### What to do
Any picture among the records should be left out, please; retype the rest exactly.
* Start Records for this task *
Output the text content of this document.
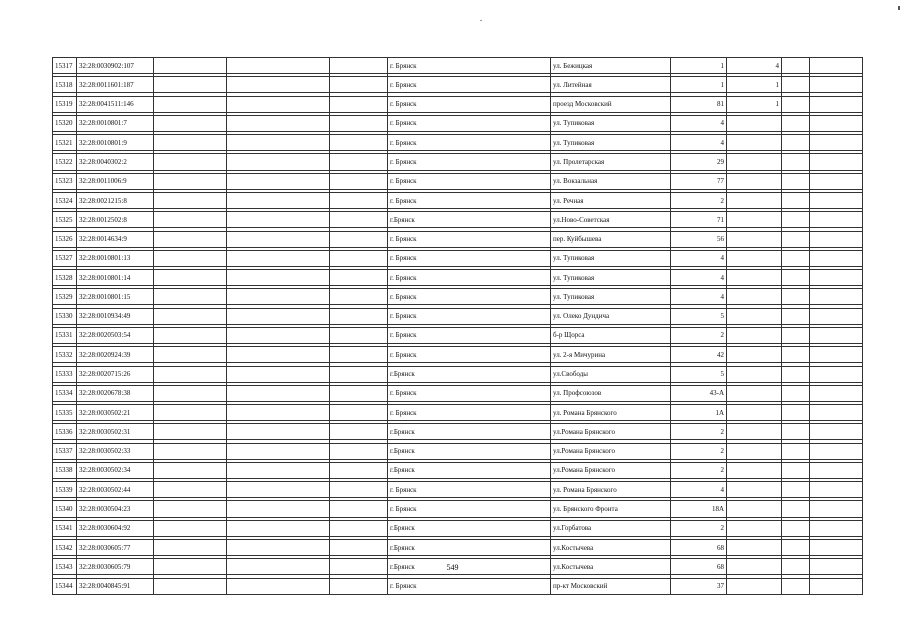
15317	32:28:0030902:107				г. Брянск	ул. Бежицкая	1	4		

15318	32:28:0011601:187				г. Брянск	ул. Литейная	1	1		

15319	32:28:0041511:146				г. Брянск	проезд Московский	81	1		

15320	32:28:0010801:7				г. Брянск	ул. Тупиковая	4			

15321	32:28:0010801:9				г. Брянск	ул. Тупиковая	4			

15322	32:28:0040302:2				г. Брянск	ул. Пролетарская	29			

15323	32:28:0011006:9				г. Брянск	ул. Вокзальная	77			

15324	32:28:0021215:8				г. Брянск	ул. Речная	2			

15325	32:28:0012502:8				г.Брянск	ул.Ново-Советская	71			

15326	32:28:0014634:9				г. Брянск	пер. Куйбышева	56			

15327	32:28:0010801:13				г. Брянск	ул. Тупиковая	4			

15328	32:28:0010801:14				г. Брянск	ул. Тупиковая	4			

15329	32:28:0010801:15				г. Брянск	ул. Тупиковая	4			

15330	32:28:0010934:49				г. Брянск	ул. Олеко Дундича	5			

15331	32:28:0020503:54				г. Брянск	б-р Щорса	2			

15332	32:28:0020924:39				г. Брянск	ул. 2-я Мичурина	42			

15333	32:28:0020715:26				г.Брянск	ул.Свободы	5			

15334	32:28:0020678:38				г. Брянск	ул. Профсоюзов	43-А			

15335	32:28:0030502:21				г. Брянск	ул. Романа Брянского	1А			

15336	32:28:0030502:31				г.Брянск	ул.Романа Брянского	2			

15337	32:28:0030502:33				г.Брянск	ул.Романа Брянского	2			

15338	32:28:0030502:34				г.Брянск	ул.Романа Брянского	2			

15339	32:28:0030502:44				г. Брянск	ул. Романа Брянского	4			

15340	32:28:0030504:23				г. Брянск	ул. Брянского Фронта	18А			

15341	32:28:0030604:92				г.Брянск	ул.Горбатова	2			

15342	32:28:0030605:77				г.Брянск	ул.Костычева	68			

15343	32:28:0030605:79				г.Брянск	ул.Костычева	68			

15344	32:28:0040845:91				г. Брянск	пр-кт Московский	37			
549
* End Records for this task *
### Task response
Output the text content of this document.
15317	32:28:0030902:107				г. Брянск	ул. Бежицкая	1	4		

15318	32:28:0011601:187				г. Брянск	ул. Литейная	1	1		

15319	32:28:0041511:146				г. Брянск	проезд Московский	81	1		

15320	32:28:0010801:7				г. Брянск	ул. Тупиковая	4			

15321	32:28:0010801:9				г. Брянск	ул. Тупиковая	4			

15322	32:28:0040302:2				г. Брянск	ул. Пролетарская	29			

15323	32:28:0011006:9				г. Брянск	ул. Вокзальная	77			

15324	32:28:0021215:8				г. Брянск	ул. Речная	2			

15325	32:28:0012502:8				г.Брянск	ул.Ново-Советская	71			

15326	32:28:0014634:9				г. Брянск	пер. Куйбышева	56			

15327	32:28:0010801:13				г. Брянск	ул. Тупиковая	4			

15328	32:28:0010801:14				г. Брянск	ул. Тупиковая	4			

15329	32:28:0010801:15				г. Брянск	ул. Тупиковая	4			

15330	32:28:0010934:49				г. Брянск	ул. Олеко Дундича	5			

15331	32:28:0020503:54				г. Брянск	б-р Щорса	2			

15332	32:28:0020924:39				г. Брянск	ул. 2-я Мичурина	42			

15333	32:28:0020715:26				г.Брянск	ул.Свободы	5			

15334	32:28:0020678:38				г. Брянск	ул. Профсоюзов	43-А			

15335	32:28:0030502:21				г. Брянск	ул. Романа Брянского	1А			

15336	32:28:0030502:31				г.Брянск	ул.Романа Брянского	2			

15337	32:28:0030502:33				г.Брянск	ул.Романа Брянского	2			

15338	32:28:0030502:34				г.Брянск	ул.Романа Брянского	2			

15339	32:28:0030502:44				г. Брянск	ул. Романа Брянского	4			

15340	32:28:0030504:23				г. Брянск	ул. Брянского Фронта	18А			

15341	32:28:0030604:92				г.Брянск	ул.Горбатова	2			

15342	32:28:0030605:77				г.Брянск	ул.Костычева	68			

15343	32:28:0030605:79				г.Брянск	ул.Костычева	68			

15344	32:28:0040845:91				г. Брянск	пр-кт Московский	37			
549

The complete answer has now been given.